## begin RECORD SET
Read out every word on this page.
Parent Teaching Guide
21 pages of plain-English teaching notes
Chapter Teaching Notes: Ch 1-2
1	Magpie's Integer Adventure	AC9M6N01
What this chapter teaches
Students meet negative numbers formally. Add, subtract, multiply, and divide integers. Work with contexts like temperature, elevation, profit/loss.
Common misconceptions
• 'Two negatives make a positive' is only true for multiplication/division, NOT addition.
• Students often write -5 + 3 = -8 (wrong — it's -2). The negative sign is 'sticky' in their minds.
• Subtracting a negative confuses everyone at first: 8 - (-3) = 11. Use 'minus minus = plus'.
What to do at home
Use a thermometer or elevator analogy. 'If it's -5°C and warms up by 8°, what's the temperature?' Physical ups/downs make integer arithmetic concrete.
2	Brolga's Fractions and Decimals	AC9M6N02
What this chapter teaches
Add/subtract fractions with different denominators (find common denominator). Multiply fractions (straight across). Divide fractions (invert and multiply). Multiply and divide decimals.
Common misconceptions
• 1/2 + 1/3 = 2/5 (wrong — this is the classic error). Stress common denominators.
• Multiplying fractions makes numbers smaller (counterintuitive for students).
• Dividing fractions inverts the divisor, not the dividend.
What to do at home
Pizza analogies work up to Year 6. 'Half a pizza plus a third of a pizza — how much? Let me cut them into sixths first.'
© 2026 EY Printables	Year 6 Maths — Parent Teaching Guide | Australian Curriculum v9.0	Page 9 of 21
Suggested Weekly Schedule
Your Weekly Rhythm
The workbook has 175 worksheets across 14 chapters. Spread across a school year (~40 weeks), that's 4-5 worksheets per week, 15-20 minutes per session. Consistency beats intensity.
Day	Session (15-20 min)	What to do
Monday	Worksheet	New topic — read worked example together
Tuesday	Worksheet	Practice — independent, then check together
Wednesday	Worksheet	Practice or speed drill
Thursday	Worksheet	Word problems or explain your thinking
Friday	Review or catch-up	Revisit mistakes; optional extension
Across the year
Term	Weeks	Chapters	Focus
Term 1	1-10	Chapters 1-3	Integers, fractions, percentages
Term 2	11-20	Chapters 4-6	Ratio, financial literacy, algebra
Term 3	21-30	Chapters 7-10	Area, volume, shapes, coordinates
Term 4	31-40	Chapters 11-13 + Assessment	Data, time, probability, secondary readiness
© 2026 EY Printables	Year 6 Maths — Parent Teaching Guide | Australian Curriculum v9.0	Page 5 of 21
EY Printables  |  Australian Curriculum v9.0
## end RECORD SET
## begin RECORD SET
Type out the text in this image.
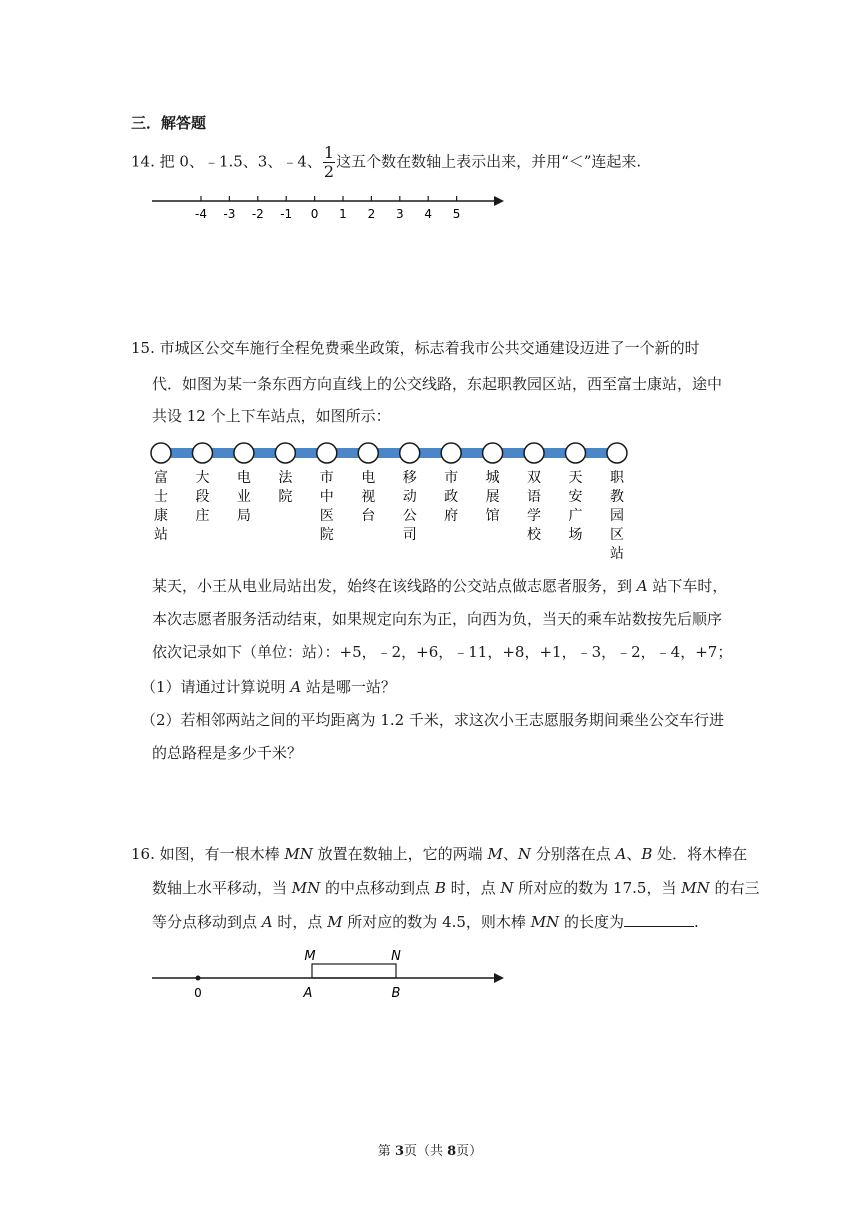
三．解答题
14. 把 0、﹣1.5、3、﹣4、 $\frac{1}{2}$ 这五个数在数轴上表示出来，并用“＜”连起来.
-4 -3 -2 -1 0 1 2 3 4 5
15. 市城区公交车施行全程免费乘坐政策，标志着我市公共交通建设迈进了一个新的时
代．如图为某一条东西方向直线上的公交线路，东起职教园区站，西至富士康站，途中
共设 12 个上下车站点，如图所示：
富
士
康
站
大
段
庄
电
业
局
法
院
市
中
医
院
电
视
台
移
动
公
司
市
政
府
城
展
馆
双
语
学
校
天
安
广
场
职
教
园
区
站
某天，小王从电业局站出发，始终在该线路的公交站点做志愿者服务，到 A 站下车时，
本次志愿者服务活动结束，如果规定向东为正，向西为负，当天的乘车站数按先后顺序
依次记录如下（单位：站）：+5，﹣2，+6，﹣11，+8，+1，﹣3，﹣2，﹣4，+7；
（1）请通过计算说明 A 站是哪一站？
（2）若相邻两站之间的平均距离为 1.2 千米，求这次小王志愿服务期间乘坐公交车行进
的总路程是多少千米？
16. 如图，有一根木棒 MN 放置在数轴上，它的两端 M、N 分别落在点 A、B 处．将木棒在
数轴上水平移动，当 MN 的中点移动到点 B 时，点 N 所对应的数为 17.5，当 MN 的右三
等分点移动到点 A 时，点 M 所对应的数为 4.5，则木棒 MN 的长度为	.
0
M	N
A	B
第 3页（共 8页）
## end RECORD SET
→ PROBLEM TO WORK ON
Return each line where "Australian" shows up.

→ RESPONSE TO THE EXERCISE
© 2026 EY Printables	Year 6 Maths — Parent Teaching Guide | Australian Curriculum v9.0	Page 9 of 21
© 2026 EY Printables	Year 6 Maths — Parent Teaching Guide | Australian Curriculum v9.0	Page 5 of 21
EY Printables  |  Australian Curriculum v9.0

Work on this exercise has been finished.